==== Data entries

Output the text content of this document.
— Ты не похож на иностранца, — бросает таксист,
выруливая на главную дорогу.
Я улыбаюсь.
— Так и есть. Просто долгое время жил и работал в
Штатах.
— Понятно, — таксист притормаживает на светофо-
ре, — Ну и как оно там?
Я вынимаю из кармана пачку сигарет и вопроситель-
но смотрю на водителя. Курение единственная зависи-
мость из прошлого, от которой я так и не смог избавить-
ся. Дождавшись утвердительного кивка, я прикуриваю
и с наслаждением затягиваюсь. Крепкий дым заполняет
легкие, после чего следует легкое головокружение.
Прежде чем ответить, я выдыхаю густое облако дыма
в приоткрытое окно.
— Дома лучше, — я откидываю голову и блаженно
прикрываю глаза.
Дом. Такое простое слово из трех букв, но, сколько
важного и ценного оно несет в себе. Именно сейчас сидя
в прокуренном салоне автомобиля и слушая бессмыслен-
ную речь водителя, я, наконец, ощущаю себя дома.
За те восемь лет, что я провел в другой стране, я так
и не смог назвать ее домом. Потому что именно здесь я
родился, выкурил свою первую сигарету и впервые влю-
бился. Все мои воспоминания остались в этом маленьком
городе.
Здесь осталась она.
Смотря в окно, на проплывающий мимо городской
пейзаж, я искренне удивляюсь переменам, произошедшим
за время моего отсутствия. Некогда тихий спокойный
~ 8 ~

========
==== Data entries

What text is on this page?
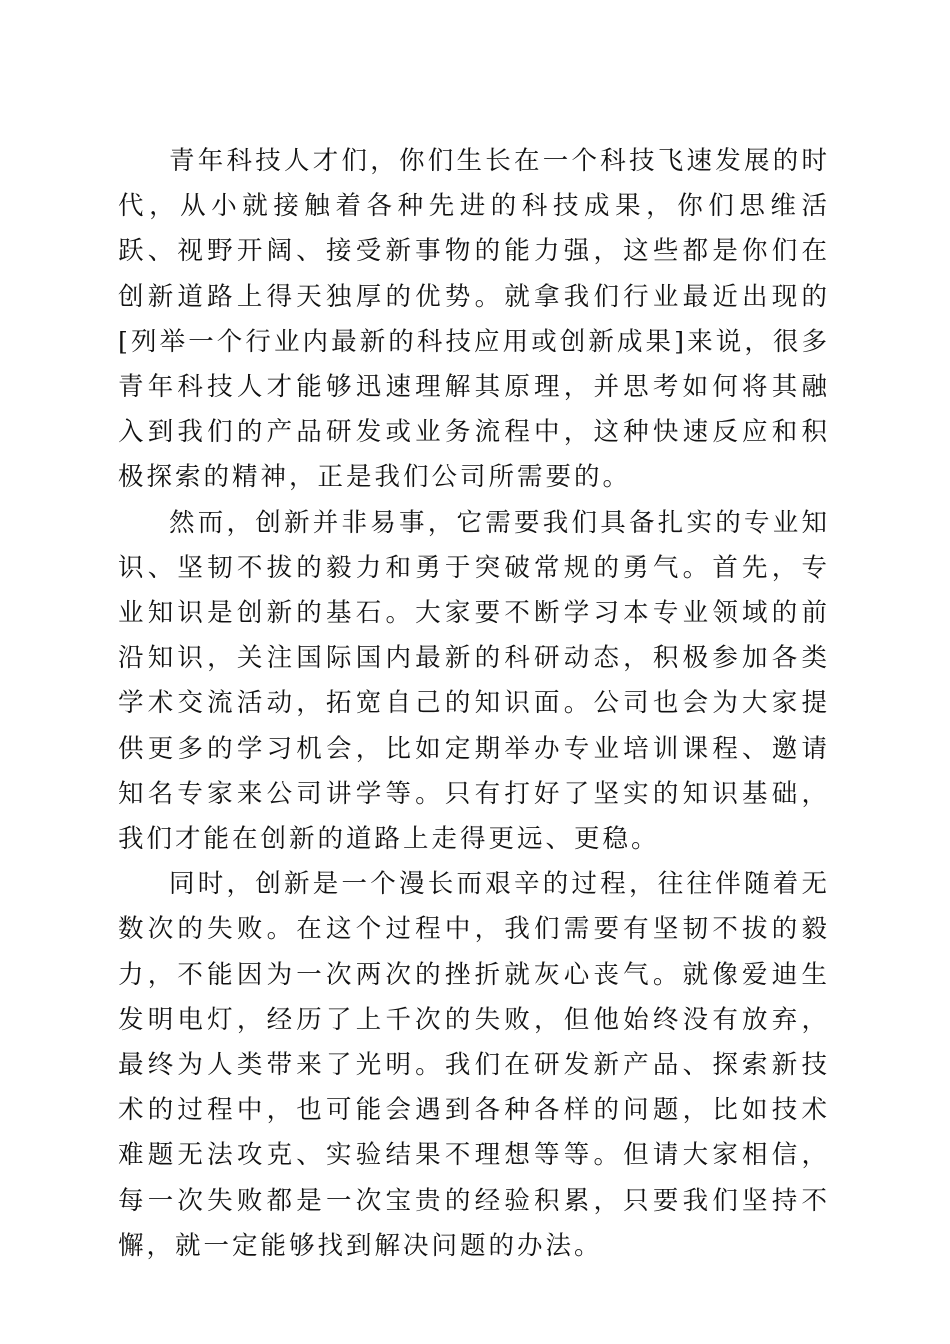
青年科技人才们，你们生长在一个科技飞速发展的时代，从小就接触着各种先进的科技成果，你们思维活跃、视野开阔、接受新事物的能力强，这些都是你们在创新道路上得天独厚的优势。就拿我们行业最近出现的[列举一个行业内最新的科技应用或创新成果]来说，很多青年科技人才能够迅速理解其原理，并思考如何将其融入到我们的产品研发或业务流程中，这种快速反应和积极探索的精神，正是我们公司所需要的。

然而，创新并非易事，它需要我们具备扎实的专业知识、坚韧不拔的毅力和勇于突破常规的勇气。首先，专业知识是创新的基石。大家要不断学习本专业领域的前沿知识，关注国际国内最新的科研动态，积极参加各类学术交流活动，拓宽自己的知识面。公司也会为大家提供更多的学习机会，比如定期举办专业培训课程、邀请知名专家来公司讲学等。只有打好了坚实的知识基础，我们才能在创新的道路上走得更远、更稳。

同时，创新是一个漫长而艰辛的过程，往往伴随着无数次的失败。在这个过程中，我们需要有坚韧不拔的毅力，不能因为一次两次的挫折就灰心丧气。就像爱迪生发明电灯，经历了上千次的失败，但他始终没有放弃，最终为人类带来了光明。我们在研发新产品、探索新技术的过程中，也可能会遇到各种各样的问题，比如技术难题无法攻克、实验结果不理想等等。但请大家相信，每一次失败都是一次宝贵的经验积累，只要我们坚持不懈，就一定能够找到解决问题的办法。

========
==== Data entries

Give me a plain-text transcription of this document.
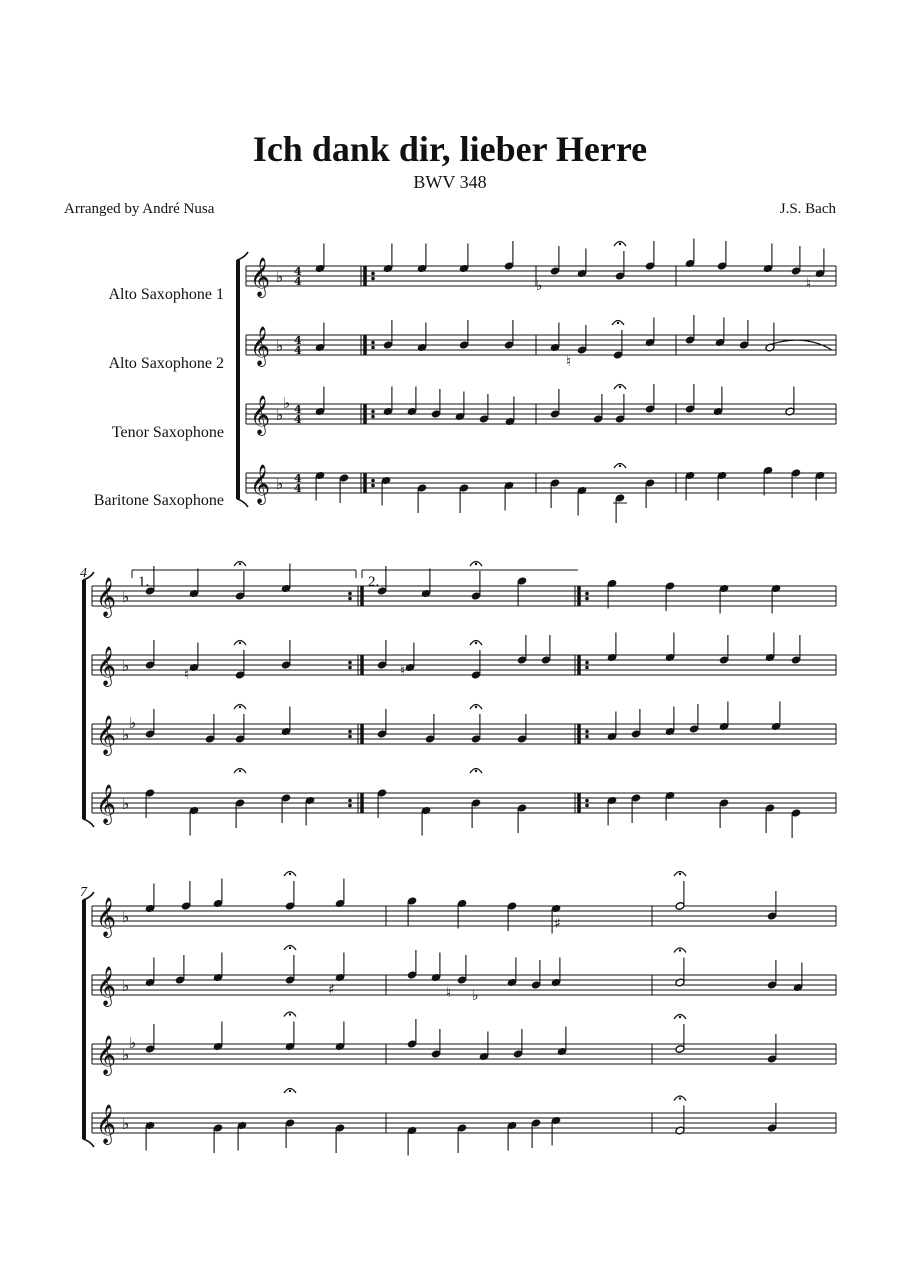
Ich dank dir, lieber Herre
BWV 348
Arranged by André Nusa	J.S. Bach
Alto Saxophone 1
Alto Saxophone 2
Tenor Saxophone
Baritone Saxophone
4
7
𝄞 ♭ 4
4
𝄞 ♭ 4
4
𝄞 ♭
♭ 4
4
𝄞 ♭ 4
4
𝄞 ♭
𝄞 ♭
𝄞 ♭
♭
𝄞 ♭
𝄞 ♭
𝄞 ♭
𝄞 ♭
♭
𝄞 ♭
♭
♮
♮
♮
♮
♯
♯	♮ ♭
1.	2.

========

● Your instructions:
Your answer should be a single number: the count of lines in the entries that contain the word "окно".

● Result of this exercise:
2